- _WHAT TO PRODUCE_
Copy out all lines in the data below containing the string "Product".

(Dataset items)
*-*-*
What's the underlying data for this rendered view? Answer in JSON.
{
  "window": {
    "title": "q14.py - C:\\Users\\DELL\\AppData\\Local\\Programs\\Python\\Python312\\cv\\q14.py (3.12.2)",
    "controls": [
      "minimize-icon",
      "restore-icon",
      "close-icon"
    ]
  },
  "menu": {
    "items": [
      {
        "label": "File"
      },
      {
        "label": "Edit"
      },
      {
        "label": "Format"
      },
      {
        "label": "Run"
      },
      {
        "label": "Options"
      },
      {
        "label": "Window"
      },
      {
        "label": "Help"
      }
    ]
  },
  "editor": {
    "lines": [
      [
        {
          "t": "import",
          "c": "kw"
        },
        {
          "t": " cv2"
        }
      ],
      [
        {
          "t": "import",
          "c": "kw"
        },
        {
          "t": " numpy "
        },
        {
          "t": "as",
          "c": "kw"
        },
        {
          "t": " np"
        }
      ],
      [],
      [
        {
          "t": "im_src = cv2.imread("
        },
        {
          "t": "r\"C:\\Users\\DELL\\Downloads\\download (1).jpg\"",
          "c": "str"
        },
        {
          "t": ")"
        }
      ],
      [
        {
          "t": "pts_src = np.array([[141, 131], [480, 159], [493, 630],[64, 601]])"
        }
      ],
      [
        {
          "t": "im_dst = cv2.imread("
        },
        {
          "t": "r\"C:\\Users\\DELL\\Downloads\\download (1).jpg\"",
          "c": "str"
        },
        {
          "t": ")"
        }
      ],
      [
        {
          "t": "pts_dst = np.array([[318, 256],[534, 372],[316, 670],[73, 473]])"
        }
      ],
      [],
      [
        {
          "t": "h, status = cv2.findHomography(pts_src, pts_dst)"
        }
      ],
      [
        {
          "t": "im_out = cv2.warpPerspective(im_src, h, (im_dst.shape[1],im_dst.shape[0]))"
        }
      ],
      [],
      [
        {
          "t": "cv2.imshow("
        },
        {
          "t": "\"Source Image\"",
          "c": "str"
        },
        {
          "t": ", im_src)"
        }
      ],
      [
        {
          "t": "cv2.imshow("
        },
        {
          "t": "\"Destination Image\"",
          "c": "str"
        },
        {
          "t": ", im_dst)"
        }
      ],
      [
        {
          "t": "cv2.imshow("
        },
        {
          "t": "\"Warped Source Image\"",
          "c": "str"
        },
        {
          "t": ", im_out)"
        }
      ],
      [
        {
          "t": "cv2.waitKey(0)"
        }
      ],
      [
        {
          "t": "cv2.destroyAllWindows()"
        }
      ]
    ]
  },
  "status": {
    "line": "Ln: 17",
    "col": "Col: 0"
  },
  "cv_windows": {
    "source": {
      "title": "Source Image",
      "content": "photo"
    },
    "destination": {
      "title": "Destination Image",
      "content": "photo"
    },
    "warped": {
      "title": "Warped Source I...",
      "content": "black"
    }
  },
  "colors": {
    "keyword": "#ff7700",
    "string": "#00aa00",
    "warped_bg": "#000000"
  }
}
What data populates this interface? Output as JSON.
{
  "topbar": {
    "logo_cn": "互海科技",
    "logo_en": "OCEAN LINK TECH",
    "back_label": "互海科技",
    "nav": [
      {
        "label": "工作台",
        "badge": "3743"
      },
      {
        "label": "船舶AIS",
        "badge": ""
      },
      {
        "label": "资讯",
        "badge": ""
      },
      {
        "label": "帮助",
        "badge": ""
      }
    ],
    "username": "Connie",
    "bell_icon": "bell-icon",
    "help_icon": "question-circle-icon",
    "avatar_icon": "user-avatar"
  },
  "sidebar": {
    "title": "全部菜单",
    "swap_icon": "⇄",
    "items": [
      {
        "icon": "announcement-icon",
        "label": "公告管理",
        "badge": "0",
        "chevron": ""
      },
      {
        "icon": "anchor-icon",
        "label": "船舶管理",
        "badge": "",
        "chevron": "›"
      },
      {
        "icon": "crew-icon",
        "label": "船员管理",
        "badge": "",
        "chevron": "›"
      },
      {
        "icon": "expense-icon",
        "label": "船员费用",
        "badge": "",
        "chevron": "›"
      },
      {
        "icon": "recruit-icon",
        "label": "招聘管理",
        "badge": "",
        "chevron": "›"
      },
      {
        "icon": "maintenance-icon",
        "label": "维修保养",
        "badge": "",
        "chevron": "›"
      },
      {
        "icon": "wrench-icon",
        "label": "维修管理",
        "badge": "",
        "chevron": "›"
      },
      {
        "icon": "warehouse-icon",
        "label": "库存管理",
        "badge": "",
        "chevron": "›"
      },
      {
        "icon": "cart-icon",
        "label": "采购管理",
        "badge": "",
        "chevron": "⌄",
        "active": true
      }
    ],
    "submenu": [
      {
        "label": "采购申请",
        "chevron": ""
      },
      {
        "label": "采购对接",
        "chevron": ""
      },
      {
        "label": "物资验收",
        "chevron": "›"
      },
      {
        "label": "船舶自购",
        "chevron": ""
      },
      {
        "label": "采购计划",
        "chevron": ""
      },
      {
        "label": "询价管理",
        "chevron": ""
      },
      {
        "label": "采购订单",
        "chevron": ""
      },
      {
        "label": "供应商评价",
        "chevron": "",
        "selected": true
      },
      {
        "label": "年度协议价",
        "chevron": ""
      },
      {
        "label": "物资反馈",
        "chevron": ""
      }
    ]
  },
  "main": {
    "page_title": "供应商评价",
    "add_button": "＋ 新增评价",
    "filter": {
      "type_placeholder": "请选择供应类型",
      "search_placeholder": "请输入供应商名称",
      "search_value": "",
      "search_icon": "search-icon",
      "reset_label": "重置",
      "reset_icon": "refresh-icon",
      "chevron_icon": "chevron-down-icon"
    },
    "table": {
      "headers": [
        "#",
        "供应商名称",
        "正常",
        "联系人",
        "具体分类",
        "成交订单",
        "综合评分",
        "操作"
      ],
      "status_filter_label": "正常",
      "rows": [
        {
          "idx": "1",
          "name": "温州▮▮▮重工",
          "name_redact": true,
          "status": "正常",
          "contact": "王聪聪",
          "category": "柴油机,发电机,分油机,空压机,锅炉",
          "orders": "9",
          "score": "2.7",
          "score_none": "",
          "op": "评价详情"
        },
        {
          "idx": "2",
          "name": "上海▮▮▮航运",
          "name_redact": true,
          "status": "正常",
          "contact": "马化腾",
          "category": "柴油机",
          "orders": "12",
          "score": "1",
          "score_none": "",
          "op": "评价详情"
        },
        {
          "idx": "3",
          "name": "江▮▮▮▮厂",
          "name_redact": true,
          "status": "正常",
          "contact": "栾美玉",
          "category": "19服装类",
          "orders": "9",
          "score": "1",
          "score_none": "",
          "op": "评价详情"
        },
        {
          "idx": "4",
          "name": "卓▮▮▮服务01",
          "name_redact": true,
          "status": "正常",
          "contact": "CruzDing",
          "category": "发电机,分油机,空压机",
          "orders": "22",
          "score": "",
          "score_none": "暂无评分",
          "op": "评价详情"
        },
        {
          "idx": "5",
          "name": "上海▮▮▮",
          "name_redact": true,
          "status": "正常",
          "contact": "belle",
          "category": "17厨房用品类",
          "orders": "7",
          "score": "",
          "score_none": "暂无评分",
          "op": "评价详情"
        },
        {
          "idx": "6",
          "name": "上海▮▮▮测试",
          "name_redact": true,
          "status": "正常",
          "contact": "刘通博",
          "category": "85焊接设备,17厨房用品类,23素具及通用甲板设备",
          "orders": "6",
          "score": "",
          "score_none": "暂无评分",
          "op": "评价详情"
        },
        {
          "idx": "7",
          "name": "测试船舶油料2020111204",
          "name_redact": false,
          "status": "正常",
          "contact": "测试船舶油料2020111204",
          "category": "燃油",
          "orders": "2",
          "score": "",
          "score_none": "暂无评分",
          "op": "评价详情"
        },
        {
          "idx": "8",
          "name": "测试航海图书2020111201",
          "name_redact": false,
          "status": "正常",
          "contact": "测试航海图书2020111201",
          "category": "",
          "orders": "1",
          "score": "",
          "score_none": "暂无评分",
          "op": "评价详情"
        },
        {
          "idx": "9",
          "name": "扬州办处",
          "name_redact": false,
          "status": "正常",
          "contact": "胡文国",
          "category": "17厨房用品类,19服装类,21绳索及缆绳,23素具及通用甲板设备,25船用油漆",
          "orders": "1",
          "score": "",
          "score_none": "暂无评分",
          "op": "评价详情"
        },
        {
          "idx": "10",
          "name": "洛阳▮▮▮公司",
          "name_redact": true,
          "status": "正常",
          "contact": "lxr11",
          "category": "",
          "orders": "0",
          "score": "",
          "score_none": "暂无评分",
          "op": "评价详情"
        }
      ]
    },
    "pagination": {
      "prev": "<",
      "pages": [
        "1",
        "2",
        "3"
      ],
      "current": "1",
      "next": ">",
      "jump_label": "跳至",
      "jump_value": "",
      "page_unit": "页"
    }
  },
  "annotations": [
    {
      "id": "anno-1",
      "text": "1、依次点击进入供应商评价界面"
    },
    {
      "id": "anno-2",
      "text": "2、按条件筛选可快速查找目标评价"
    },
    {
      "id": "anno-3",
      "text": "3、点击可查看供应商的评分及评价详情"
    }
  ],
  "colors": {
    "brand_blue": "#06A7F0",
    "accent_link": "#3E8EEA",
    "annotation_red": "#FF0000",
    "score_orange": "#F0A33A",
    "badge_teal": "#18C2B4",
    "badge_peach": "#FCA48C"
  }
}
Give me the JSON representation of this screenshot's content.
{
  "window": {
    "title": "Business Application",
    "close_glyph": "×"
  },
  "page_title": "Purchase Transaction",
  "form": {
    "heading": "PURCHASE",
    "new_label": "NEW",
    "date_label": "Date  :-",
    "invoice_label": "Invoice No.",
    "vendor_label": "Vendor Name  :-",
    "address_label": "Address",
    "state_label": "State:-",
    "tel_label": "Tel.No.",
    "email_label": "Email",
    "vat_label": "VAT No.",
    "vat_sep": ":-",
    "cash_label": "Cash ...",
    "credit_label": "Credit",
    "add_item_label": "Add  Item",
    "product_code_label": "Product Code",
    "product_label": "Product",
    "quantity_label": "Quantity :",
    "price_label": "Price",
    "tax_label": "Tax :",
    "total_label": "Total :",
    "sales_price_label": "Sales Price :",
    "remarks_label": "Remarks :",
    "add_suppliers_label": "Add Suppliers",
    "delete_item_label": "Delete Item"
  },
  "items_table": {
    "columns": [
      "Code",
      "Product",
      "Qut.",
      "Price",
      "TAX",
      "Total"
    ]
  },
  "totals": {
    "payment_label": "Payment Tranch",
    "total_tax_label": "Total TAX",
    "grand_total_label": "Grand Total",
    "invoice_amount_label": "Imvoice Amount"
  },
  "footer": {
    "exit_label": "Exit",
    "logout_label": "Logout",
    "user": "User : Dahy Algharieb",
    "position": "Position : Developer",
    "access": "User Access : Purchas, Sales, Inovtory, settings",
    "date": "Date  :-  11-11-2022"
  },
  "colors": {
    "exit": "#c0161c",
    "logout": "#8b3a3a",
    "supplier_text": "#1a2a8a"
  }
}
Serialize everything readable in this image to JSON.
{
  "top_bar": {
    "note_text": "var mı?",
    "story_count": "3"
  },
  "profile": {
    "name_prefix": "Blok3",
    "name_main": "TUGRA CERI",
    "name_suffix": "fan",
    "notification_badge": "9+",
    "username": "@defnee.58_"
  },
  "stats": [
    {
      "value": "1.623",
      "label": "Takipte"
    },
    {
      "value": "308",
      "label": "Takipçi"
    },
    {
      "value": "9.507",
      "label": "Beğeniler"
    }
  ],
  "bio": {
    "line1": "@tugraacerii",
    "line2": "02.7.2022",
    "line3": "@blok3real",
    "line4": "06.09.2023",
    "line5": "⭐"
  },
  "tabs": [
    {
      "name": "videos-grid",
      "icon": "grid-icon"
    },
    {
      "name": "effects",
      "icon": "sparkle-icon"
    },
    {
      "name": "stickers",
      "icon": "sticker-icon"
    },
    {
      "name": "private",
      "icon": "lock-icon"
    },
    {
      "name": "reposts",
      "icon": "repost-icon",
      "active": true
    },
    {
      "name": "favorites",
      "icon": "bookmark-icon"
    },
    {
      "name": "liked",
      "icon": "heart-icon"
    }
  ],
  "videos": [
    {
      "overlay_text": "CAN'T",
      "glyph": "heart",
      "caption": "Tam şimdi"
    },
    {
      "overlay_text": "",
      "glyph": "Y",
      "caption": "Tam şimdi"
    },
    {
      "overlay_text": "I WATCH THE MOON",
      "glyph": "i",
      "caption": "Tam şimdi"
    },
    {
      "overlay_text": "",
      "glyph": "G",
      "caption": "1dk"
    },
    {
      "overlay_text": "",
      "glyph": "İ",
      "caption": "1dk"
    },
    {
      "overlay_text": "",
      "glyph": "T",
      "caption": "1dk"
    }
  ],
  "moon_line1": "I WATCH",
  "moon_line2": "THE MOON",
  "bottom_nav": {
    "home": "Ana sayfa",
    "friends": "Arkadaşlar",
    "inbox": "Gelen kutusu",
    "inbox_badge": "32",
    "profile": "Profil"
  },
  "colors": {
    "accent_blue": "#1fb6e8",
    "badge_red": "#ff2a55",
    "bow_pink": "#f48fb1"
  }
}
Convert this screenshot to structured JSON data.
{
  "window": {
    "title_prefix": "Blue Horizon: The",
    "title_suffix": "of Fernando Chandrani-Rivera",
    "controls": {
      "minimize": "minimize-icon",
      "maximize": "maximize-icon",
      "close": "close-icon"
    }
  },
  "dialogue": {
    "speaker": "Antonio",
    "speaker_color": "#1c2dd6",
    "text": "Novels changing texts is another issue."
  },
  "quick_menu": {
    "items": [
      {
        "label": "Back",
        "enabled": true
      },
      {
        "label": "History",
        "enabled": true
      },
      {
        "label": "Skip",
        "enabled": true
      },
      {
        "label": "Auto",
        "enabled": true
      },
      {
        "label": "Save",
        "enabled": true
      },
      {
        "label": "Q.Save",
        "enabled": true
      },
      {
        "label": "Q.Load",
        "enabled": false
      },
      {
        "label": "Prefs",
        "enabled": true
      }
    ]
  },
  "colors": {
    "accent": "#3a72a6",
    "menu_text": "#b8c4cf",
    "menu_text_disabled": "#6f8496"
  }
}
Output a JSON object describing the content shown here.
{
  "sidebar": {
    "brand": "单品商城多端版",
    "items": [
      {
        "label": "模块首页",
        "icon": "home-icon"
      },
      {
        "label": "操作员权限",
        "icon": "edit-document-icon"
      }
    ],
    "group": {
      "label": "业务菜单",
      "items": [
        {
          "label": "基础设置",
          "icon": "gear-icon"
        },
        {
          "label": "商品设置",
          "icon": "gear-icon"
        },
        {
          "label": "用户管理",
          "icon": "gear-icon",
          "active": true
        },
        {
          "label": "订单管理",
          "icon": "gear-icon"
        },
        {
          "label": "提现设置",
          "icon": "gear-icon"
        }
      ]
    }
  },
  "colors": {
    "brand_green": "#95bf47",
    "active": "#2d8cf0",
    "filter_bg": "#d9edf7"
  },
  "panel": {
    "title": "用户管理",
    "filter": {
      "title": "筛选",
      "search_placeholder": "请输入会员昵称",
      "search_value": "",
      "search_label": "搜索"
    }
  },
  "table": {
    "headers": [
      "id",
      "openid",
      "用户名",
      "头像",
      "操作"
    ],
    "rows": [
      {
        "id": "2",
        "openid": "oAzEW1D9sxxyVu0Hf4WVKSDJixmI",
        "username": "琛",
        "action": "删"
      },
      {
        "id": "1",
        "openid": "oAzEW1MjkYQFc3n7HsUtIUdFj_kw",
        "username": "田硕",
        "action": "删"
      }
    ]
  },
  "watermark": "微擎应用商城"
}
*-*-*
- _ANSWER TO THIS PROBLEM_
    "product_code_label": "Product Code",
    "product_label": "Product",
      "Product",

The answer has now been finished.